What you will do:
Print every line of the records below verbatim, leaving out the pictures.

Supplied material:
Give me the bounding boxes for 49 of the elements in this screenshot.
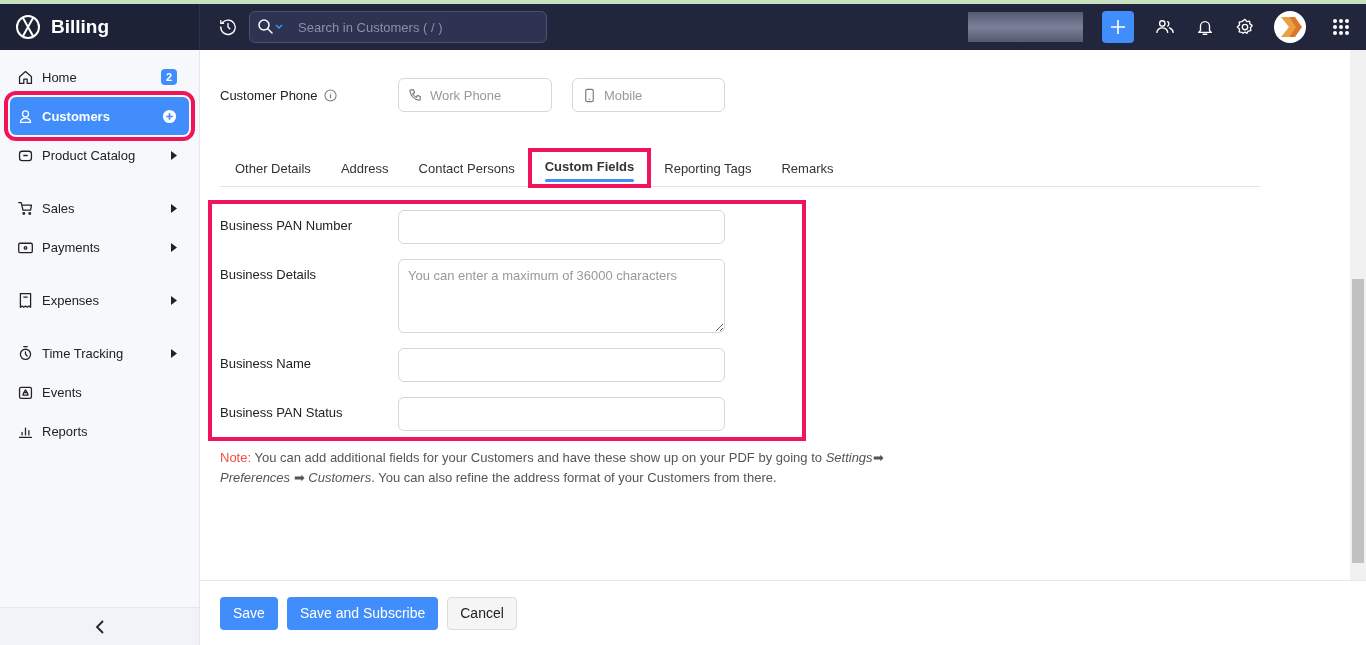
- add-button[interactable]: [1102, 11, 1134, 43]
- sidebar-item-icon: [17, 199, 34, 217]
- tab[interactable]: Other Details: [220, 150, 326, 186]
- tab[interactable]: Custom Fields: [529, 150, 650, 186]
- settings-icon[interactable]: [1236, 18, 1254, 36]
- sidebar-item[interactable]: Sales: [10, 189, 189, 227]
- info-icon: [323, 88, 337, 102]
- field-label: Business Details: [220, 266, 318, 282]
- field-label: Business PAN Status: [220, 404, 344, 420]
- field-label: Customer Phone: [220, 87, 318, 103]
- count-badge: 2: [160, 69, 177, 85]
- sidebar-item[interactable]: Expenses: [10, 281, 189, 319]
- avatar-icon[interactable]: [1274, 11, 1306, 43]
- app-logo-icon: [15, 14, 41, 40]
- sidebar-item[interactable]: Reports: [10, 412, 189, 450]
- text-field[interactable]: [398, 397, 725, 431]
- note-text: Note: You can add additional fields for your Customers and have these show up on your PDF by going to Settings➡ Preferences ➡ Customers. You can also refine the address format of your Customers from there.: [220, 449, 885, 487]
- mobile-icon: [582, 87, 597, 103]
- apps-grid-icon[interactable]: [1332, 18, 1350, 36]
- text-area[interactable]: You can enter a maximum of 36000 characters: [398, 259, 725, 333]
- scrollbar[interactable]: [1350, 50, 1366, 580]
- sidebar-item[interactable]: Product Catalog: [10, 136, 189, 174]
- text-field[interactable]: [398, 348, 725, 382]
- sidebar-item-icon: [17, 344, 34, 362]
- app-name: Billing: [51, 16, 110, 38]
- phone-icon: [408, 87, 423, 103]
- sidebar-item[interactable]: Payments: [10, 228, 189, 266]
- search-icon[interactable]: [257, 18, 285, 36]
- field-label: Business Name: [220, 355, 313, 371]
- sidebar-item[interactable]: Time Tracking: [10, 334, 189, 372]
- tab[interactable]: Reporting Tags: [649, 150, 767, 186]
- sidebar-item-icon: [17, 107, 34, 125]
- tab[interactable]: Contact Persons: [403, 150, 530, 186]
- sidebar-item[interactable]: Events: [10, 373, 189, 411]
- sidebar-item-icon: [17, 68, 34, 86]
- text-field[interactable]: [398, 210, 725, 244]
- search-field[interactable]: Search in Customers ( / ): [249, 11, 547, 43]
- action-button[interactable]: Cancel: [447, 596, 517, 630]
- field-label: Business PAN Number: [220, 217, 353, 233]
- tab[interactable]: Remarks: [766, 150, 849, 186]
- tab[interactable]: Address: [325, 150, 404, 186]
- sidebar-item-icon: [17, 291, 34, 309]
- add-circle-icon[interactable]: [162, 108, 177, 124]
- notification-icon[interactable]: [1196, 18, 1214, 36]
- sidebar-item[interactable]: Home 2: [10, 58, 189, 96]
- users-icon[interactable]: [1156, 18, 1174, 36]
- collapse-chevron-icon[interactable]: [94, 619, 105, 634]
- history-icon[interactable]: [219, 18, 237, 36]
- plus-icon: [1109, 18, 1127, 36]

Result:
Give me the bounding boxes for 49 of the elements in this screenshot.
- add-button[interactable]: [1102, 11, 1134, 43]
- sidebar-item-icon: [17, 199, 34, 217]
- tab[interactable]: Other Details: [220, 150, 326, 186]
- tab[interactable]: Custom Fields: [529, 150, 650, 186]
- settings-icon[interactable]: [1236, 18, 1254, 36]
- sidebar-item[interactable]: Sales: [10, 189, 189, 227]
- info-icon: [323, 88, 337, 102]
- field-label: Business Details: [220, 266, 318, 282]
- field-label: Business PAN Status: [220, 404, 344, 420]
- field-label: Customer Phone: [220, 87, 318, 103]
- count-badge: 2: [160, 69, 177, 85]
- sidebar-item[interactable]: Expenses: [10, 281, 189, 319]
- avatar-icon[interactable]: [1274, 11, 1306, 43]
- app-logo-icon: [15, 14, 41, 40]
- sidebar-item[interactable]: Reports: [10, 412, 189, 450]
- text-field[interactable]: [398, 397, 725, 431]
- note-text: Note: You can add additional fields for your Customers and have these show up on your PDF by going to Settings➡ Preferences ➡ Customers. You can also refine the address format of your Customers from there.: [220, 449, 885, 487]
- mobile-icon: [582, 87, 597, 103]
- apps-grid-icon[interactable]: [1332, 18, 1350, 36]
- text-area[interactable]: You can enter a maximum of 36000 characters: [398, 259, 725, 333]
- scrollbar[interactable]: [1350, 50, 1366, 580]
- sidebar-item[interactable]: Product Catalog: [10, 136, 189, 174]
- text-field[interactable]: [398, 348, 725, 382]
- sidebar-item-icon: [17, 344, 34, 362]
- app-name: Billing: [51, 16, 110, 38]
- phone-icon: [408, 87, 423, 103]
- sidebar-item[interactable]: Payments: [10, 228, 189, 266]
- search-icon[interactable]: [257, 18, 285, 36]
- field-label: Business Name: [220, 355, 313, 371]
- sidebar-item[interactable]: Time Tracking: [10, 334, 189, 372]
- tab[interactable]: Reporting Tags: [649, 150, 767, 186]
- sidebar-item-icon: [17, 107, 34, 125]
- tab[interactable]: Contact Persons: [403, 150, 530, 186]
- sidebar-item[interactable]: Events: [10, 373, 189, 411]
- sidebar-item-icon: [17, 68, 34, 86]
- text-field[interactable]: [398, 210, 725, 244]
- search-field[interactable]: Search in Customers ( / ): [249, 11, 547, 43]
- action-button[interactable]: Cancel: [447, 596, 517, 630]
- field-label: Business PAN Number: [220, 217, 353, 233]
- tab[interactable]: Remarks: [766, 150, 849, 186]
- tab[interactable]: Address: [325, 150, 404, 186]
- sidebar-item-icon: [17, 291, 34, 309]
- add-circle-icon[interactable]: [162, 108, 177, 124]
- notification-icon[interactable]: [1196, 18, 1214, 36]
- sidebar-item[interactable]: Home 2: [10, 58, 189, 96]
- users-icon[interactable]: [1156, 18, 1174, 36]
- collapse-chevron-icon[interactable]: [94, 619, 105, 634]
- history-icon[interactable]: [219, 18, 237, 36]
- plus-icon: [1109, 18, 1127, 36]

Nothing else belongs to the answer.